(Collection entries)
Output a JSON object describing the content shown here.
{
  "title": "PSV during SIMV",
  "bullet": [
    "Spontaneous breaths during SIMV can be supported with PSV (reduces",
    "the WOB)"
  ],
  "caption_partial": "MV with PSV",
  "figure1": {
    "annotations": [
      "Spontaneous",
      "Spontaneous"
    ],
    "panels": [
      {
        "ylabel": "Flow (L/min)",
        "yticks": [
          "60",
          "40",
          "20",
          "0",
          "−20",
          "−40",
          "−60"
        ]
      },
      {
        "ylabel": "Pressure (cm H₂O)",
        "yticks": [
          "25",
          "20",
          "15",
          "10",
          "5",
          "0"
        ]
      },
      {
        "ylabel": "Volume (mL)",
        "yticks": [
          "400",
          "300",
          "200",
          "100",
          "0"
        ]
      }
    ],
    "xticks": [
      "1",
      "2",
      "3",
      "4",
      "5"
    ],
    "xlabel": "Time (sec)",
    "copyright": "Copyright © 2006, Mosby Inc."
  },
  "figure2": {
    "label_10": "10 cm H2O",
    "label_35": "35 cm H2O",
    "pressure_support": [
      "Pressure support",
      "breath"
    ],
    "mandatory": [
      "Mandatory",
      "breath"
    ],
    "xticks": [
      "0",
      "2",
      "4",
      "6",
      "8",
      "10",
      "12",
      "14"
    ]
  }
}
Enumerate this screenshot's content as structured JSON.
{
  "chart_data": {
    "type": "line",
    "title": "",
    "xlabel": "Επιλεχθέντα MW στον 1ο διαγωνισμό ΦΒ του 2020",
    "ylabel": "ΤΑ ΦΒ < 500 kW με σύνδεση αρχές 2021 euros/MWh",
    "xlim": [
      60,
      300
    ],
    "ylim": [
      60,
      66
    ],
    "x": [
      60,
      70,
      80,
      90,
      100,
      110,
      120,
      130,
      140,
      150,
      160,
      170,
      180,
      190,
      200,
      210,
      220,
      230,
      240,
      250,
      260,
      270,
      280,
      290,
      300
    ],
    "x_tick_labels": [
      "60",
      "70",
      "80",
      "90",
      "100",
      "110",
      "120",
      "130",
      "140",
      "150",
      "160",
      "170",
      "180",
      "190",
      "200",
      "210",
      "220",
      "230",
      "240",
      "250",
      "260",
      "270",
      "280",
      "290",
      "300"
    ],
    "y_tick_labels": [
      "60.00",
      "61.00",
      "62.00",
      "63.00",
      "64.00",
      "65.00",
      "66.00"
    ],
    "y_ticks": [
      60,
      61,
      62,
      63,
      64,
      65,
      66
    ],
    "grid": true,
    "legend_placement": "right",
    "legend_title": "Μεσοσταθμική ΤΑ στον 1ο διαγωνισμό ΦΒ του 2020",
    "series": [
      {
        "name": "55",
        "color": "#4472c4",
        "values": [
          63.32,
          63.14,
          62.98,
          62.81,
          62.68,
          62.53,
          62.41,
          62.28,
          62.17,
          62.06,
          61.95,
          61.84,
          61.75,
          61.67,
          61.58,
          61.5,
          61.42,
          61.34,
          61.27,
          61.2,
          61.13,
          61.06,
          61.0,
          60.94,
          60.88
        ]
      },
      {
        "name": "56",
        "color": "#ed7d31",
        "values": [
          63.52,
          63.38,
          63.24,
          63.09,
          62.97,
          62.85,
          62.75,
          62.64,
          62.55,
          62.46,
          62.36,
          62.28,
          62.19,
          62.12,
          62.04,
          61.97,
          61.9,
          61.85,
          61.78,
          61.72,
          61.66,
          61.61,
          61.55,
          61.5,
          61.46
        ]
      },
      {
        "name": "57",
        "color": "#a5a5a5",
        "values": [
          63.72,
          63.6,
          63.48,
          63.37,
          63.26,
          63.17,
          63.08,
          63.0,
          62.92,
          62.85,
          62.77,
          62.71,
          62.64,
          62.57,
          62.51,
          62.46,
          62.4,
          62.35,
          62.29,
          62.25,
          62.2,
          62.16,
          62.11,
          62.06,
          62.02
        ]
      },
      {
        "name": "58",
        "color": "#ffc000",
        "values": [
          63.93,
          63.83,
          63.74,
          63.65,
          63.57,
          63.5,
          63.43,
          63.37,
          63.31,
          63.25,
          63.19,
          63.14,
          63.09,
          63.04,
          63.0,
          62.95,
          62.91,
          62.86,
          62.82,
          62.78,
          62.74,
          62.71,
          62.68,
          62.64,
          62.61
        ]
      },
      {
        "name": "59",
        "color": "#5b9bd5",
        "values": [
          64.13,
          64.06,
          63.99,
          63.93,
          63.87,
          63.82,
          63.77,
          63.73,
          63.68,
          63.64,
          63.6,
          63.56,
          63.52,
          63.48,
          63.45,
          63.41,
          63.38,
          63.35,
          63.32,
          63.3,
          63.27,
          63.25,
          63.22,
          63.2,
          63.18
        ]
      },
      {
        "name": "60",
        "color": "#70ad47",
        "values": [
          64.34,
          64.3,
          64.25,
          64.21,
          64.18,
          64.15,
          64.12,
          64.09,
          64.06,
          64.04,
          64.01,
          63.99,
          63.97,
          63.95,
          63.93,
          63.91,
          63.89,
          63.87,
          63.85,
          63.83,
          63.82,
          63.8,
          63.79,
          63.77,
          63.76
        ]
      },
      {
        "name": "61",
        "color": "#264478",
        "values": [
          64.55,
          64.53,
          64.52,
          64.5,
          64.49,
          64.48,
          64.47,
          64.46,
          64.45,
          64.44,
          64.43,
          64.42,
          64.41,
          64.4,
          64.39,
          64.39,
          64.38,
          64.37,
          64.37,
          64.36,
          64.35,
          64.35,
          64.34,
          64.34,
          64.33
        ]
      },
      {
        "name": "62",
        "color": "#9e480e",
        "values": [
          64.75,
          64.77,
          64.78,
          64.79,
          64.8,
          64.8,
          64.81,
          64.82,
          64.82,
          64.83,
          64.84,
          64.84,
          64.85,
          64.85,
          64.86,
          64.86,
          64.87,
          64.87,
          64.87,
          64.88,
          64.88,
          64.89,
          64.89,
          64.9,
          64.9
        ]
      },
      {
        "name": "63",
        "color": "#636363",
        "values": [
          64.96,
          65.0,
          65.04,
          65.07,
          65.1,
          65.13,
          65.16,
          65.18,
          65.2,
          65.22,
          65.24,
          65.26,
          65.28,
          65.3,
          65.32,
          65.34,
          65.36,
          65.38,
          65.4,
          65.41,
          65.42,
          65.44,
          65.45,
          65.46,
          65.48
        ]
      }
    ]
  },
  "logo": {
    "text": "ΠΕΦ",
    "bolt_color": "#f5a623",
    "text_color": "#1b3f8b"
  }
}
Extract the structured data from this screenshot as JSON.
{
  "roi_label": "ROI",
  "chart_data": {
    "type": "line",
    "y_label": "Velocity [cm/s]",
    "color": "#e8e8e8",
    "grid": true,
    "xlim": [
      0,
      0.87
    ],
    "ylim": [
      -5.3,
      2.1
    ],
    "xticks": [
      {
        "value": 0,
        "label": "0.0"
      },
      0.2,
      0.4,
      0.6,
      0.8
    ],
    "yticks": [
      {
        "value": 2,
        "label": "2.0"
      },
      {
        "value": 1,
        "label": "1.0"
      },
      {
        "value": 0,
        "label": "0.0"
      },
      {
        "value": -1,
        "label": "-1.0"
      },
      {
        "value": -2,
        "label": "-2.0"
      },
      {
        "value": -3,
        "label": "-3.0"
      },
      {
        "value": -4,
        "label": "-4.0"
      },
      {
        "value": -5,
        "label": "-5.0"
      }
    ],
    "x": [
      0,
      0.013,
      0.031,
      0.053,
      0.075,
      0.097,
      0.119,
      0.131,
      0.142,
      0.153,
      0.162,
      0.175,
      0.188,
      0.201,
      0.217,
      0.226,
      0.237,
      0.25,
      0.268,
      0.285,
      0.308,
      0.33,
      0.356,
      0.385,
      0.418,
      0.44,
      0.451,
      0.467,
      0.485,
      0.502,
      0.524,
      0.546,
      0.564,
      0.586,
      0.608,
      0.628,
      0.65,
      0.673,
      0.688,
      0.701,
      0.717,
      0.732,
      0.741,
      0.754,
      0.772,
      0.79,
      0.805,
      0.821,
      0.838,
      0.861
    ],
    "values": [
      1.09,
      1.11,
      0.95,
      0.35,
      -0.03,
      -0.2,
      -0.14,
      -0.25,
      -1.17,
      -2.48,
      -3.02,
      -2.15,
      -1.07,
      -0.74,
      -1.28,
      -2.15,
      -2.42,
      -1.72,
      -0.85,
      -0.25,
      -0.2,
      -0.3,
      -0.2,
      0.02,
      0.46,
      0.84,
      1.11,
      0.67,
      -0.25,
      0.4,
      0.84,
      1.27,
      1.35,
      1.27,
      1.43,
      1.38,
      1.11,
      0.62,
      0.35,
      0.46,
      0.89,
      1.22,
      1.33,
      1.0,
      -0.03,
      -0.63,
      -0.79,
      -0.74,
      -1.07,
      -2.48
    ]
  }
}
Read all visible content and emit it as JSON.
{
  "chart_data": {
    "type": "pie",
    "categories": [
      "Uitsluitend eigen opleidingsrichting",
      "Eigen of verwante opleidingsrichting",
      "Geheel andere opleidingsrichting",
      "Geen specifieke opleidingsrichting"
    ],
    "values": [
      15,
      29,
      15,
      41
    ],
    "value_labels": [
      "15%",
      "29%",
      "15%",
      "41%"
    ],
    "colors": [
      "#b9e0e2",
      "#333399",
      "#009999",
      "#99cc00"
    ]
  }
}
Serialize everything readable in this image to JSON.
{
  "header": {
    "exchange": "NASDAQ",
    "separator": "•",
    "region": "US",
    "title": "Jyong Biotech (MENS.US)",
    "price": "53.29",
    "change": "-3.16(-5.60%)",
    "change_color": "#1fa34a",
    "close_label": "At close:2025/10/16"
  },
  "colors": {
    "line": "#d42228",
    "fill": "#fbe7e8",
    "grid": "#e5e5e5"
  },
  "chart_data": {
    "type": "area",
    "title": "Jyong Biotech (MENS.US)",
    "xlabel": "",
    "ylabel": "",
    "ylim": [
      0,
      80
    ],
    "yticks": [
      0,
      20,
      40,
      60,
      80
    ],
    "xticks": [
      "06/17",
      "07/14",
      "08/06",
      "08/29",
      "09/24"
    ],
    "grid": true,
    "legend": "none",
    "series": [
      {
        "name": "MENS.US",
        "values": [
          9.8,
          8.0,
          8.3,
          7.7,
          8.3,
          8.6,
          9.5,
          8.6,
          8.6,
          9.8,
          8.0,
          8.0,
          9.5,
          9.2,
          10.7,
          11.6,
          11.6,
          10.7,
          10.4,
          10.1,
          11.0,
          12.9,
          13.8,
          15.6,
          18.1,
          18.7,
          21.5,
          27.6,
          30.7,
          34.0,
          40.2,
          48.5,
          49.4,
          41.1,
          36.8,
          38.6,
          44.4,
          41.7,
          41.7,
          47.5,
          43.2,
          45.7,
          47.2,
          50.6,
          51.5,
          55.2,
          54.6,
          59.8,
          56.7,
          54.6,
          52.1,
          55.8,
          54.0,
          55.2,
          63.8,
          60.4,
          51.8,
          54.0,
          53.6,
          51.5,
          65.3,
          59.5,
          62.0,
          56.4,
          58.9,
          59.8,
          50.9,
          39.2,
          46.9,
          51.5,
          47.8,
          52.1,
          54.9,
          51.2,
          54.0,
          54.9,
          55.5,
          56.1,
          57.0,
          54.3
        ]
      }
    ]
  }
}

Short task: Check every line of the data above for the string "SIMV", and copy those that have it.

Complete output:
  "title": "PSV during SIMV",
    "Spontaneous breaths during SIMV can be supported with PSV (reduces",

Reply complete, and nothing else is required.